## Exercise brief
Without the images, print all the entries below exactly as given.

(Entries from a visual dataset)
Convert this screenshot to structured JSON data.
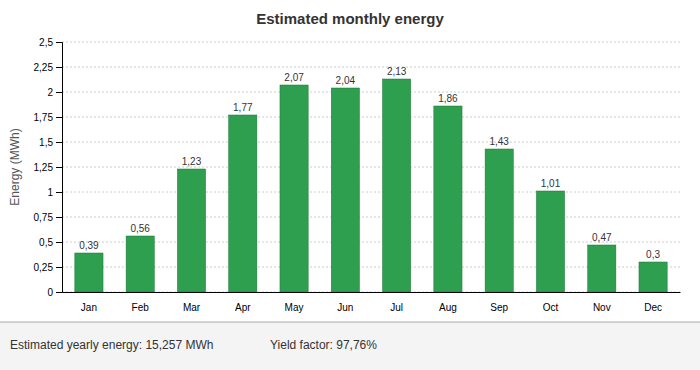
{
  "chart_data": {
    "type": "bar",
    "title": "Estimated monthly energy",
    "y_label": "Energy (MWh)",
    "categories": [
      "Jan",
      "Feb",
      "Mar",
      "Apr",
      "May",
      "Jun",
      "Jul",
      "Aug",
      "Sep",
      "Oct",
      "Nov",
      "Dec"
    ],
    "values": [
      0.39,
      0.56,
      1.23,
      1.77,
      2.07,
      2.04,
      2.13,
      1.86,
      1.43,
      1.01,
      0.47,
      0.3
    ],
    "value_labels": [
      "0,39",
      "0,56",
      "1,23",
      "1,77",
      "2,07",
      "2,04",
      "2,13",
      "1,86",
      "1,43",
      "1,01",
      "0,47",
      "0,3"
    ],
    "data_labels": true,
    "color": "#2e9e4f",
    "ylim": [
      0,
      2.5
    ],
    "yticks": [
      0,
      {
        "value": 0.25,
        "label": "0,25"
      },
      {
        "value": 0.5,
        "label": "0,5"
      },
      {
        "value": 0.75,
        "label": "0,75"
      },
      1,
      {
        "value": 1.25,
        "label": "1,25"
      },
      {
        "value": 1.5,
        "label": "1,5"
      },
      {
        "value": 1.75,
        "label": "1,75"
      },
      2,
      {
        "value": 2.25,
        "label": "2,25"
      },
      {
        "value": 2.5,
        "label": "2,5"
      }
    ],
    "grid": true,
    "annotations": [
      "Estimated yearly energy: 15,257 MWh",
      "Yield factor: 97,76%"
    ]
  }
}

## Written solution
Convert this screenshot to structured JSON data.
{
  "chart_data": {
    "type": "bar",
    "title": "Estimated monthly energy",
    "y_label": "Energy (MWh)",
    "categories": [
      "Jan",
      "Feb",
      "Mar",
      "Apr",
      "May",
      "Jun",
      "Jul",
      "Aug",
      "Sep",
      "Oct",
      "Nov",
      "Dec"
    ],
    "values": [
      0.39,
      0.56,
      1.23,
      1.77,
      2.07,
      2.04,
      2.13,
      1.86,
      1.43,
      1.01,
      0.47,
      0.3
    ],
    "value_labels": [
      "0,39",
      "0,56",
      "1,23",
      "1,77",
      "2,07",
      "2,04",
      "2,13",
      "1,86",
      "1,43",
      "1,01",
      "0,47",
      "0,3"
    ],
    "data_labels": true,
    "color": "#2e9e4f",
    "ylim": [
      0,
      2.5
    ],
    "yticks": [
      0,
      {
        "value": 0.25,
        "label": "0,25"
      },
      {
        "value": 0.5,
        "label": "0,5"
      },
      {
        "value": 0.75,
        "label": "0,75"
      },
      1,
      {
        "value": 1.25,
        "label": "1,25"
      },
      {
        "value": 1.5,
        "label": "1,5"
      },
      {
        "value": 1.75,
        "label": "1,75"
      },
      2,
      {
        "value": 2.25,
        "label": "2,25"
      },
      {
        "value": 2.5,
        "label": "2,5"
      }
    ],
    "grid": true,
    "annotations": [
      "Estimated yearly energy: 15,257 MWh",
      "Yield factor: 97,76%"
    ]
  }
}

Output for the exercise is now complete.